**The task**
All of the records below must be output exactly, with no pictures carried over.

**Material shown**
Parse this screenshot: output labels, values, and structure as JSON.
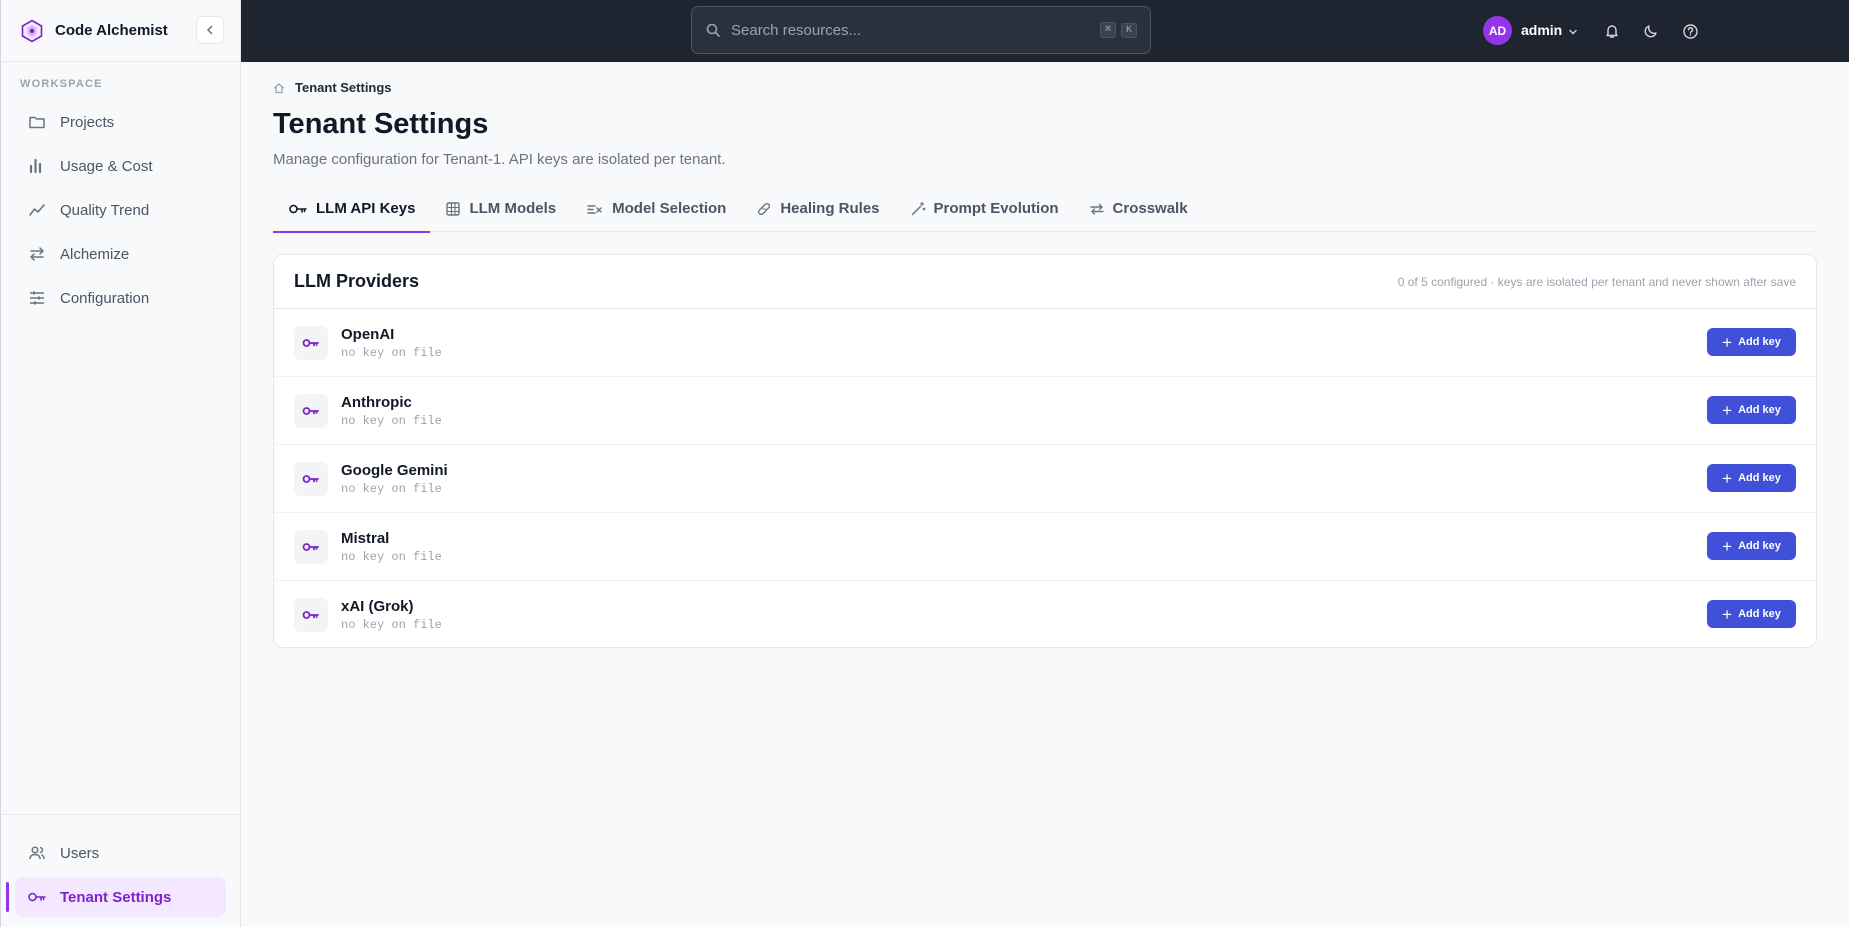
{
  "brand": {
    "name": "Code Alchemist"
  },
  "sidebar": {
    "section_label": "WORKSPACE",
    "items": [
      {
        "label": "Projects",
        "icon": "folder-icon"
      },
      {
        "label": "Usage & Cost",
        "icon": "bar-chart-icon"
      },
      {
        "label": "Quality Trend",
        "icon": "trend-icon"
      },
      {
        "label": "Alchemize",
        "icon": "swap-icon"
      },
      {
        "label": "Configuration",
        "icon": "sliders-icon"
      }
    ],
    "bottom_items": [
      {
        "label": "Users",
        "icon": "users-icon"
      },
      {
        "label": "Tenant Settings",
        "icon": "key-icon",
        "active": true
      }
    ]
  },
  "topbar": {
    "search_placeholder": "Search resources...",
    "shortcut_keys": [
      "⌘",
      "K"
    ],
    "avatar_initials": "AD",
    "user_name": "admin"
  },
  "main": {
    "breadcrumb": "Tenant Settings",
    "title": "Tenant Settings",
    "subtitle": "Manage configuration for Tenant-1. API keys are isolated per tenant.",
    "tabs": [
      {
        "label": "LLM API Keys",
        "active": true
      },
      {
        "label": "LLM Models"
      },
      {
        "label": "Model Selection"
      },
      {
        "label": "Healing Rules"
      },
      {
        "label": "Prompt Evolution"
      },
      {
        "label": "Crosswalk"
      }
    ],
    "card": {
      "title": "LLM Providers",
      "note": "0 of 5 configured · keys are isolated per tenant and never shown after save",
      "add_label": "Add key",
      "providers": [
        {
          "name": "OpenAI",
          "status": "no key on file"
        },
        {
          "name": "Anthropic",
          "status": "no key on file"
        },
        {
          "name": "Google Gemini",
          "status": "no key on file"
        },
        {
          "name": "Mistral",
          "status": "no key on file"
        },
        {
          "name": "xAI (Grok)",
          "status": "no key on file"
        }
      ]
    }
  },
  "colors": {
    "accent": "#9333ea",
    "button": "#4150d8",
    "topbar": "#1f2530"
  }
}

**Task solution**
Parse this screenshot: output labels, values, and structure as JSON.
{
  "brand": {
    "name": "Code Alchemist"
  },
  "sidebar": {
    "section_label": "WORKSPACE",
    "items": [
      {
        "label": "Projects",
        "icon": "folder-icon"
      },
      {
        "label": "Usage & Cost",
        "icon": "bar-chart-icon"
      },
      {
        "label": "Quality Trend",
        "icon": "trend-icon"
      },
      {
        "label": "Alchemize",
        "icon": "swap-icon"
      },
      {
        "label": "Configuration",
        "icon": "sliders-icon"
      }
    ],
    "bottom_items": [
      {
        "label": "Users",
        "icon": "users-icon"
      },
      {
        "label": "Tenant Settings",
        "icon": "key-icon",
        "active": true
      }
    ]
  },
  "topbar": {
    "search_placeholder": "Search resources...",
    "shortcut_keys": [
      "⌘",
      "K"
    ],
    "avatar_initials": "AD",
    "user_name": "admin"
  },
  "main": {
    "breadcrumb": "Tenant Settings",
    "title": "Tenant Settings",
    "subtitle": "Manage configuration for Tenant-1. API keys are isolated per tenant.",
    "tabs": [
      {
        "label": "LLM API Keys",
        "active": true
      },
      {
        "label": "LLM Models"
      },
      {
        "label": "Model Selection"
      },
      {
        "label": "Healing Rules"
      },
      {
        "label": "Prompt Evolution"
      },
      {
        "label": "Crosswalk"
      }
    ],
    "card": {
      "title": "LLM Providers",
      "note": "0 of 5 configured · keys are isolated per tenant and never shown after save",
      "add_label": "Add key",
      "providers": [
        {
          "name": "OpenAI",
          "status": "no key on file"
        },
        {
          "name": "Anthropic",
          "status": "no key on file"
        },
        {
          "name": "Google Gemini",
          "status": "no key on file"
        },
        {
          "name": "Mistral",
          "status": "no key on file"
        },
        {
          "name": "xAI (Grok)",
          "status": "no key on file"
        }
      ]
    }
  },
  "colors": {
    "accent": "#9333ea",
    "button": "#4150d8",
    "topbar": "#1f2530"
  }
}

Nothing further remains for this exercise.